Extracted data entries

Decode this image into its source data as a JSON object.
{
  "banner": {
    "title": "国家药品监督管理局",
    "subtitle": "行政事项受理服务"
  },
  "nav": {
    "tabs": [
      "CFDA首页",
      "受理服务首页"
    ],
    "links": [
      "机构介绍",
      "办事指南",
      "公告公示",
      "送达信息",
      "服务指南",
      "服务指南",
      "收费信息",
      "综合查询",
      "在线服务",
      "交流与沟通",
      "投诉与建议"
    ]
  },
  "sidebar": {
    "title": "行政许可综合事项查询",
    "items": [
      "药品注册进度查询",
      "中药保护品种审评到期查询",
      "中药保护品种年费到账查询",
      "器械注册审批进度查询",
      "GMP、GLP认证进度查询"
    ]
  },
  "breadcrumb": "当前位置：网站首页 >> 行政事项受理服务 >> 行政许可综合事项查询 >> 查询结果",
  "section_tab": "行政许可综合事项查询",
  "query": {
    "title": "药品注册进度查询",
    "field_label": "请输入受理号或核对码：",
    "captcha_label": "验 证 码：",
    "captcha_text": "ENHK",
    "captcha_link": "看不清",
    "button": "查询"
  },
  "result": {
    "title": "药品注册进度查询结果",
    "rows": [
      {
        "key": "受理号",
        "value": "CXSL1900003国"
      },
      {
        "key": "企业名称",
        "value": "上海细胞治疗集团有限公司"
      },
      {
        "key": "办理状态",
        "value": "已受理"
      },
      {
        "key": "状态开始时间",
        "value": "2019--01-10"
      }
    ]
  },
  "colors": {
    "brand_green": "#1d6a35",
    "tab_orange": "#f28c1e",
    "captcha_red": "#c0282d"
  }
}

▶ SHORT PROBLEM: Return all of the data exactly as it reads.

▶ CORRECT RESULT:
Decode this image into its source data as a JSON object.
{
  "banner": {
    "title": "国家药品监督管理局",
    "subtitle": "行政事项受理服务"
  },
  "nav": {
    "tabs": [
      "CFDA首页",
      "受理服务首页"
    ],
    "links": [
      "机构介绍",
      "办事指南",
      "公告公示",
      "送达信息",
      "服务指南",
      "服务指南",
      "收费信息",
      "综合查询",
      "在线服务",
      "交流与沟通",
      "投诉与建议"
    ]
  },
  "sidebar": {
    "title": "行政许可综合事项查询",
    "items": [
      "药品注册进度查询",
      "中药保护品种审评到期查询",
      "中药保护品种年费到账查询",
      "器械注册审批进度查询",
      "GMP、GLP认证进度查询"
    ]
  },
  "breadcrumb": "当前位置：网站首页 >> 行政事项受理服务 >> 行政许可综合事项查询 >> 查询结果",
  "section_tab": "行政许可综合事项查询",
  "query": {
    "title": "药品注册进度查询",
    "field_label": "请输入受理号或核对码：",
    "captcha_label": "验 证 码：",
    "captcha_text": "ENHK",
    "captcha_link": "看不清",
    "button": "查询"
  },
  "result": {
    "title": "药品注册进度查询结果",
    "rows": [
      {
        "key": "受理号",
        "value": "CXSL1900003国"
      },
      {
        "key": "企业名称",
        "value": "上海细胞治疗集团有限公司"
      },
      {
        "key": "办理状态",
        "value": "已受理"
      },
      {
        "key": "状态开始时间",
        "value": "2019--01-10"
      }
    ]
  },
  "colors": {
    "brand_green": "#1d6a35",
    "tab_orange": "#f28c1e",
    "captcha_red": "#c0282d"
  }
}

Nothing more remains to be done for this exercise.